EXERCISE INPUT:
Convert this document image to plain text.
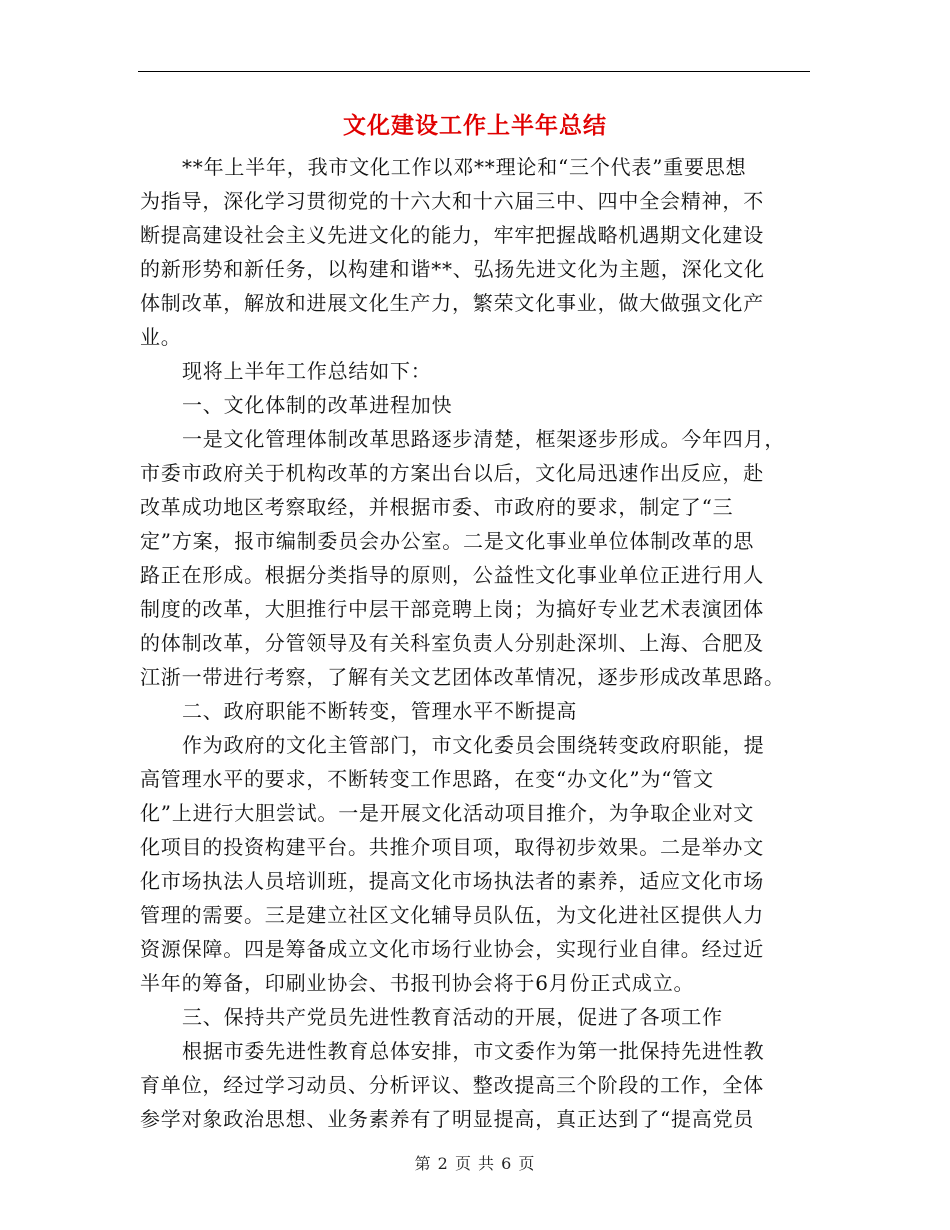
文化建设工作上半年总结
**年上半年，我市文化工作以邓**理论和“三个代表”重要思想
为指导，深化学习贯彻党的十六大和十六届三中、四中全会精神，不
断提高建设社会主义先进文化的能力，牢牢把握战略机遇期文化建设
的新形势和新任务，以构建和谐**、弘扬先进文化为主题，深化文化
体制改革，解放和进展文化生产力，繁荣文化事业，做大做强文化产
业。
现将上半年工作总结如下：
一、文化体制的改革进程加快
一是文化管理体制改革思路逐步清楚，框架逐步形成。今年四月，
市委市政府关于机构改革的方案出台以后，文化局迅速作出反应，赴
改革成功地区考察取经，并根据市委、市政府的要求，制定了“三
定”方案，报市编制委员会办公室。二是文化事业单位体制改革的思
路正在形成。根据分类指导的原则，公益性文化事业单位正进行用人
制度的改革，大胆推行中层干部竞聘上岗；为搞好专业艺术表演团体
的体制改革，分管领导及有关科室负责人分别赴深圳、上海、合肥及
江浙一带进行考察，了解有关文艺团体改革情况，逐步形成改革思路。
二、政府职能不断转变，管理水平不断提高
作为政府的文化主管部门，市文化委员会围绕转变政府职能，提
高管理水平的要求，不断转变工作思路，在变“办文化”为“管文
化”上进行大胆尝试。一是开展文化活动项目推介，为争取企业对文
化项目的投资构建平台。共推介项目项，取得初步效果。二是举办文
化市场执法人员培训班，提高文化市场执法者的素养，适应文化市场
管理的需要。三是建立社区文化辅导员队伍，为文化进社区提供人力
资源保障。四是筹备成立文化市场行业协会，实现行业自律。经过近
半年的筹备，印刷业协会、书报刊协会将于6月份正式成立。
三、保持共产党员先进性教育活动的开展，促进了各项工作
根据市委先进性教育总体安排，市文委作为第一批保持先进性教
育单位，经过学习动员、分析评议、整改提高三个阶段的工作，全体
参学对象政治思想、业务素养有了明显提高，真正达到了“提高党员
第 2 页 共 6 页
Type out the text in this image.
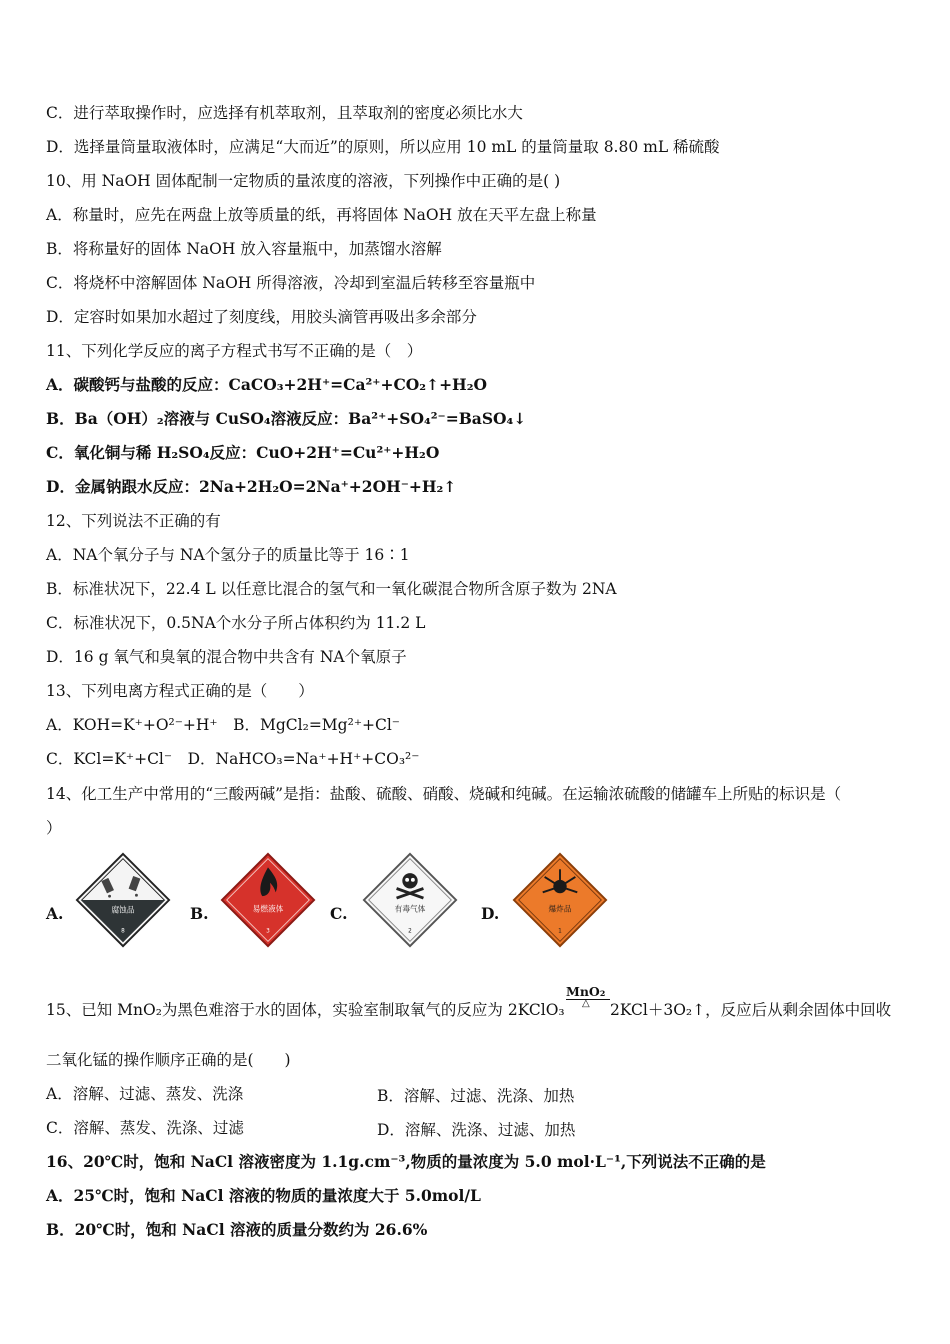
C．进行萃取操作时，应选择有机萃取剂，且萃取剂的密度必须比水大
D．选择量筒量取液体时，应满足“大而近”的原则，所以应用 10 mL 的量筒量取 8.80 mL 稀硫酸
10、用 NaOH 固体配制一定物质的量浓度的溶液，下列操作中正确的是( )
A．称量时，应先在两盘上放等质量的纸，再将固体 NaOH 放在天平左盘上称量
B．将称量好的固体 NaOH 放入容量瓶中，加蒸馏水溶解
C．将烧杯中溶解固体 NaOH 所得溶液，冷却到室温后转移至容量瓶中
D．定容时如果加水超过了刻度线，用胶头滴管再吸出多余部分
11、下列化学反应的离子方程式书写不正确的是（　）
A．碳酸钙与盐酸的反应：CaCO₃+2H⁺=Ca²⁺+CO₂↑+H₂O
B．Ba（OH）₂溶液与 CuSO₄溶液反应：Ba²⁺+SO₄²⁻=BaSO₄↓
C．氧化铜与稀 H₂SO₄反应：CuO+2H⁺=Cu²⁺+H₂O
D．金属钠跟水反应：2Na+2H₂O=2Na⁺+2OH⁻+H₂↑
12、下列说法不正确的有
A．NA个氧分子与 NA个氢分子的质量比等于 16∶1
B．标准状况下，22.4 L 以任意比混合的氢气和一氧化碳混合物所含原子数为 2NA
C．标准状况下，0.5NA个水分子所占体积约为 11.2 L
D．16 g 氧气和臭氧的混合物中共含有 NA个氧原子
13、下列电离方程式正确的是（　　）
A．KOH=K⁺+O²⁻+H⁺　B．MgCl₂=Mg²⁺+Cl⁻
C．KCl=K⁺+Cl⁻　D．NaHCO₃=Na⁺+H⁺+CO₃²⁻
14、化工生产中常用的“三酸两碱”是指：盐酸、硫酸、硝酸、烧碱和纯碱。在运输浓硫酸的储罐车上所贴的标识是（
）
A.	腐蚀品
8
B.	易燃液体
3
C.	有毒气体
2
D.	爆炸品
1
15、已知 MnO₂为黑色难溶于水的固体，实验室制取氧气的反应为 2KClO₃
MnO₂
△ 2KCl＋3O₂↑，反应后从剩余固体中回收
二氧化锰的操作顺序正确的是(　　)
A．溶解、过滤、蒸发、洗涤	B．溶解、过滤、洗涤、加热
C．溶解、蒸发、洗涤、过滤	D．溶解、洗涤、过滤、加热
16、20℃时，饱和 NaCl 溶液密度为 1.1g.cm⁻³,物质的量浓度为 5.0 mol·L⁻¹,下列说法不正确的是
A．25℃时，饱和 NaCl 溶液的物质的量浓度大于 5.0mol/L
B．20℃时，饱和 NaCl 溶液的质量分数约为 26.6%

YOUR INSTRUCTIONS:
Exactly how many lines in the data above contain the word "this"? Respond with the number and nothing more.

EXPECTED OUTPUT:
2